- PROBLEM DETAILS -
Keep every line where the word "trình" appears; drop the rest.

==== MATERIAL FOR THE TASK

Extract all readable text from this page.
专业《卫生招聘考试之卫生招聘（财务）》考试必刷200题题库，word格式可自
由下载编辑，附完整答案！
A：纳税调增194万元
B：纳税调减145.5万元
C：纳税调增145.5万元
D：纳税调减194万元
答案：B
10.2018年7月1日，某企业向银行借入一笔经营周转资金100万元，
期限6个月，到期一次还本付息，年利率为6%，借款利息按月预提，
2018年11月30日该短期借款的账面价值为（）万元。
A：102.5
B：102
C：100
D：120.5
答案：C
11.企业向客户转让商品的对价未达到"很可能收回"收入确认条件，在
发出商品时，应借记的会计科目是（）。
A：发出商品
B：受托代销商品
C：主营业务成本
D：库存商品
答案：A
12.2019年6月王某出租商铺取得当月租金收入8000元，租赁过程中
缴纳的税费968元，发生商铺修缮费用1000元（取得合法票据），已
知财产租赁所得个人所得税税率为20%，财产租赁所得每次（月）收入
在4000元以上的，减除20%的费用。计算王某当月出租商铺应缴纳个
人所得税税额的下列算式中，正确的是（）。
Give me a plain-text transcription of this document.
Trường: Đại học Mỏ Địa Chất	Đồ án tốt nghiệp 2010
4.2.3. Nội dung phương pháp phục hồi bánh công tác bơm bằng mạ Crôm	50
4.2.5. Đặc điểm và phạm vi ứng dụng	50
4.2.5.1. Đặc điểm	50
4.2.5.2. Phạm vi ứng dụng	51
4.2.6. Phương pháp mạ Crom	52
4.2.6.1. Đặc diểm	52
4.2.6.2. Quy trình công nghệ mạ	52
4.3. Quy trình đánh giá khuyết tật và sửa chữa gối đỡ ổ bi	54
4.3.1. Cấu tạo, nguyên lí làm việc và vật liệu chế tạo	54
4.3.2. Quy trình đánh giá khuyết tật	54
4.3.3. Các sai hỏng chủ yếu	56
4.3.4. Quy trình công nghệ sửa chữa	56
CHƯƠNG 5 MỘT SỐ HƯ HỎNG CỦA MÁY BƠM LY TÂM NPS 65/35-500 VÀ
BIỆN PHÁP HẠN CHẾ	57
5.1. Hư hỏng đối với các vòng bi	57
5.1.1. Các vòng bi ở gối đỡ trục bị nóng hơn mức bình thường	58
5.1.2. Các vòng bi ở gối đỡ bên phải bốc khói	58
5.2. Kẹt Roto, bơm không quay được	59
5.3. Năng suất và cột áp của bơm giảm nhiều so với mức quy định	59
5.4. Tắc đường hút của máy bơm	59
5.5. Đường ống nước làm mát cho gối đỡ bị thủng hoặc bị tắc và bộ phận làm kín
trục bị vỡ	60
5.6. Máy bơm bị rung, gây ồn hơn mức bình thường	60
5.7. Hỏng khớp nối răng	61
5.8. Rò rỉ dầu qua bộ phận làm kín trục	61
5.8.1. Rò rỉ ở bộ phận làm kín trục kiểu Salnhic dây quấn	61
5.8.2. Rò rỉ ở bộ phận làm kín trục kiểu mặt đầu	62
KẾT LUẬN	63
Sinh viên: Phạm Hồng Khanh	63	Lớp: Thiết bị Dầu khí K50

========

- FINAL ANSWER -
4.2.6.2. Quy trình công nghệ mạ	52
4.3. Quy trình đánh giá khuyết tật và sửa chữa gối đỡ ổ bi	54
4.3.2. Quy trình đánh giá khuyết tật	54
4.3.4. Quy trình công nghệ sửa chữa	56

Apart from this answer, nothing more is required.